_INFORMATION SUPPLIED_.
___
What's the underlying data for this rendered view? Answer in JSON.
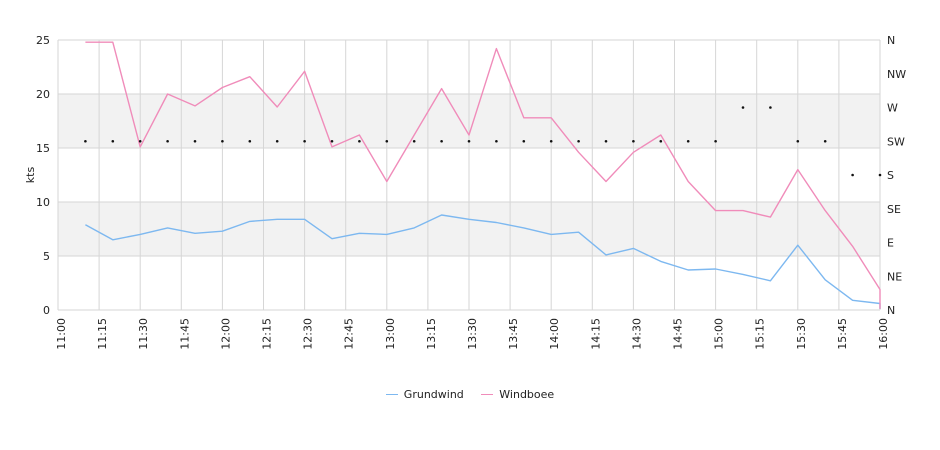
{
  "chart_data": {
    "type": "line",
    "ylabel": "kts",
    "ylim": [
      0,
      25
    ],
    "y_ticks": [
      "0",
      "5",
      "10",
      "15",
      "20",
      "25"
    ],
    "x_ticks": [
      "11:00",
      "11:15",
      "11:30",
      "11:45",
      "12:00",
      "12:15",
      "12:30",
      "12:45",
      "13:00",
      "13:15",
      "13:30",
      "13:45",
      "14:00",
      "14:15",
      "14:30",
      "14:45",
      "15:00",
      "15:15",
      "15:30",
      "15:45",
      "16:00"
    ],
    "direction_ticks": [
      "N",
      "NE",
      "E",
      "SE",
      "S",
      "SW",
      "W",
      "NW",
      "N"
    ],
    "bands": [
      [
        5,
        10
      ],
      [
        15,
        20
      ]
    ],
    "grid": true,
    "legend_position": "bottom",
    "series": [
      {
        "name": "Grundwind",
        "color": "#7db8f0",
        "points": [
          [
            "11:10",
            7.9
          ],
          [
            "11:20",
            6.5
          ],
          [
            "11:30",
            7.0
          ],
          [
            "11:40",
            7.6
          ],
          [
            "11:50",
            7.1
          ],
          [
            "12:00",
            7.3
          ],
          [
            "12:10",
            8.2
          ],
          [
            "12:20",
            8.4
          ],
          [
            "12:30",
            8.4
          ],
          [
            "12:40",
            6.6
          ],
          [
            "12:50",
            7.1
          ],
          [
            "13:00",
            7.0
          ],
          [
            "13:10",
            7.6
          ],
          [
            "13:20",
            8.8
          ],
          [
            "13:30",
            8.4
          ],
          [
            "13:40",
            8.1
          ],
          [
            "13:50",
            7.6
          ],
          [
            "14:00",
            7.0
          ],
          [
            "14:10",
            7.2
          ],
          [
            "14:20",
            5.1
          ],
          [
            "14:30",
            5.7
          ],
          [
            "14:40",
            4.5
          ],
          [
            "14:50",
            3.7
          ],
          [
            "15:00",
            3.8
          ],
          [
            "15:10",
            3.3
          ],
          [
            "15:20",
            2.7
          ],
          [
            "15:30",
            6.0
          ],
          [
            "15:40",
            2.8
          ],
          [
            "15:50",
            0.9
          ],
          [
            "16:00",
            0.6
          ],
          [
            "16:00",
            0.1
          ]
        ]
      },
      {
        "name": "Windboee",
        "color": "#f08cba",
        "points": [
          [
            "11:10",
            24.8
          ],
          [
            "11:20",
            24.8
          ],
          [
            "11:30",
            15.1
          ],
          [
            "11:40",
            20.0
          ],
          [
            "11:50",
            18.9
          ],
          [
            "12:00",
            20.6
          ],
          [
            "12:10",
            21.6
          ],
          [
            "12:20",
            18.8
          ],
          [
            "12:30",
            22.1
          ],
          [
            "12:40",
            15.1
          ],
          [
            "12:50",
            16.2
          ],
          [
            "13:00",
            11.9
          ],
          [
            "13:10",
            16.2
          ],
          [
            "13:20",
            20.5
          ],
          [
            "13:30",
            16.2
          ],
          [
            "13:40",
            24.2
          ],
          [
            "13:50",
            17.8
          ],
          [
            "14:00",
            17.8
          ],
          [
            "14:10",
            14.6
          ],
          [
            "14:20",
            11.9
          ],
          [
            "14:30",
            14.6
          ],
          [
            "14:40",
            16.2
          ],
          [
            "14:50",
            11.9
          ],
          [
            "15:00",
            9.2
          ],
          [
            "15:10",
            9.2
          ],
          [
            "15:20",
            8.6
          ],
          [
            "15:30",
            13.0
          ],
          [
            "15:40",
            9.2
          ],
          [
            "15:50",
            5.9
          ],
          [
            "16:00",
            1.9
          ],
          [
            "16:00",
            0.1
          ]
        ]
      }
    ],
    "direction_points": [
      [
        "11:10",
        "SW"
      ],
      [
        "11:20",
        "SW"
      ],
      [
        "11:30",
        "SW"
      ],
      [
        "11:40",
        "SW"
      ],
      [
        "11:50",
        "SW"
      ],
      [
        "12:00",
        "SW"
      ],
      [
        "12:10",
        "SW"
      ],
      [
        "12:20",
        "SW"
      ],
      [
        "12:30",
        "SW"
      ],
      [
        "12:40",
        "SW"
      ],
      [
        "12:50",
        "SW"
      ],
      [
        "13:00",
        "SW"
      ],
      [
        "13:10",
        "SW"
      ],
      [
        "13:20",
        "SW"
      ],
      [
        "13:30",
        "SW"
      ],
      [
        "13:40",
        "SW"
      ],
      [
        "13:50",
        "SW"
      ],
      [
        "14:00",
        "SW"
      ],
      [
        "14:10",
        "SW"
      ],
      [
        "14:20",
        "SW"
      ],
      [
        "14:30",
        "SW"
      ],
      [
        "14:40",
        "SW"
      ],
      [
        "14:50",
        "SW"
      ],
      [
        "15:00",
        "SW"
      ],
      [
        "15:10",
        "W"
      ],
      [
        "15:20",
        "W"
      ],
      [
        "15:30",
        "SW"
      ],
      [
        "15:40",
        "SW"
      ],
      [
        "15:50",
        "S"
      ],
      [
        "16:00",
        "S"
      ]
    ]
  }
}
___
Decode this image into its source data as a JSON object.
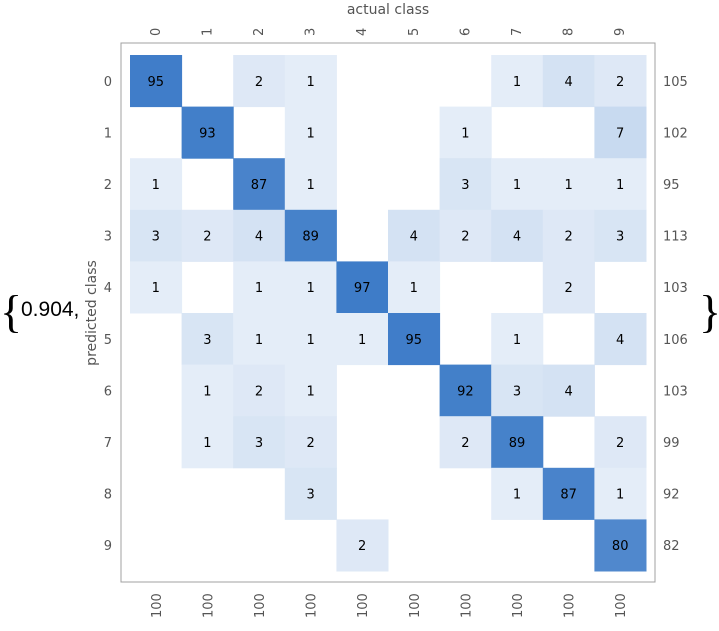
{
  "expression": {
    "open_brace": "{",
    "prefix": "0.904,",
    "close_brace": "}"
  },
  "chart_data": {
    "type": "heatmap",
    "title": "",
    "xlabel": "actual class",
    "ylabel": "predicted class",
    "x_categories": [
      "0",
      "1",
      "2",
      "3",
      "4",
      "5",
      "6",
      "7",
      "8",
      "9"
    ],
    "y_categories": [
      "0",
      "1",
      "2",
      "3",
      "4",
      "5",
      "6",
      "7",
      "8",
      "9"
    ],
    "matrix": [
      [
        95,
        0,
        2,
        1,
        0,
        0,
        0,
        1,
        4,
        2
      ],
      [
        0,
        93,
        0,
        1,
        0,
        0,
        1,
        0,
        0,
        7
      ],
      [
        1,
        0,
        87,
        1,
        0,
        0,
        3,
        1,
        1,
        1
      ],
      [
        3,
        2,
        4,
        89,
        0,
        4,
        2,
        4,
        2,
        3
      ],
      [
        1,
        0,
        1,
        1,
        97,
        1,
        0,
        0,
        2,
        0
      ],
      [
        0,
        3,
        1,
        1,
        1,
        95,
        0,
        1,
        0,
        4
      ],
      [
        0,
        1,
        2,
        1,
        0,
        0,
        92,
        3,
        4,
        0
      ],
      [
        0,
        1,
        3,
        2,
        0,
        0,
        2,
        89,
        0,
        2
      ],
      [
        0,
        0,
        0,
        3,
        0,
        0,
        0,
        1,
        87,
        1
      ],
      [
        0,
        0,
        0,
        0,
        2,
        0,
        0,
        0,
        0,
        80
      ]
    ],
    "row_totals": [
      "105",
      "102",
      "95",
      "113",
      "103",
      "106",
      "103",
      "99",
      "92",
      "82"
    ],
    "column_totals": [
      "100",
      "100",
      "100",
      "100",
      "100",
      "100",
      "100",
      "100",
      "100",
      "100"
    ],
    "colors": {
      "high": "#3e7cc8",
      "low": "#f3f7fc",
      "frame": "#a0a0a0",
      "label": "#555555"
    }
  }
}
___
_TASK INSTRUCTIONS_. From the entries above, copy every line containing the word "this".

_WRITTEN ANSWER_.
What's the underlying data for this rendered view? Answer in JSON.
Decode this image into its source data as a JSON object.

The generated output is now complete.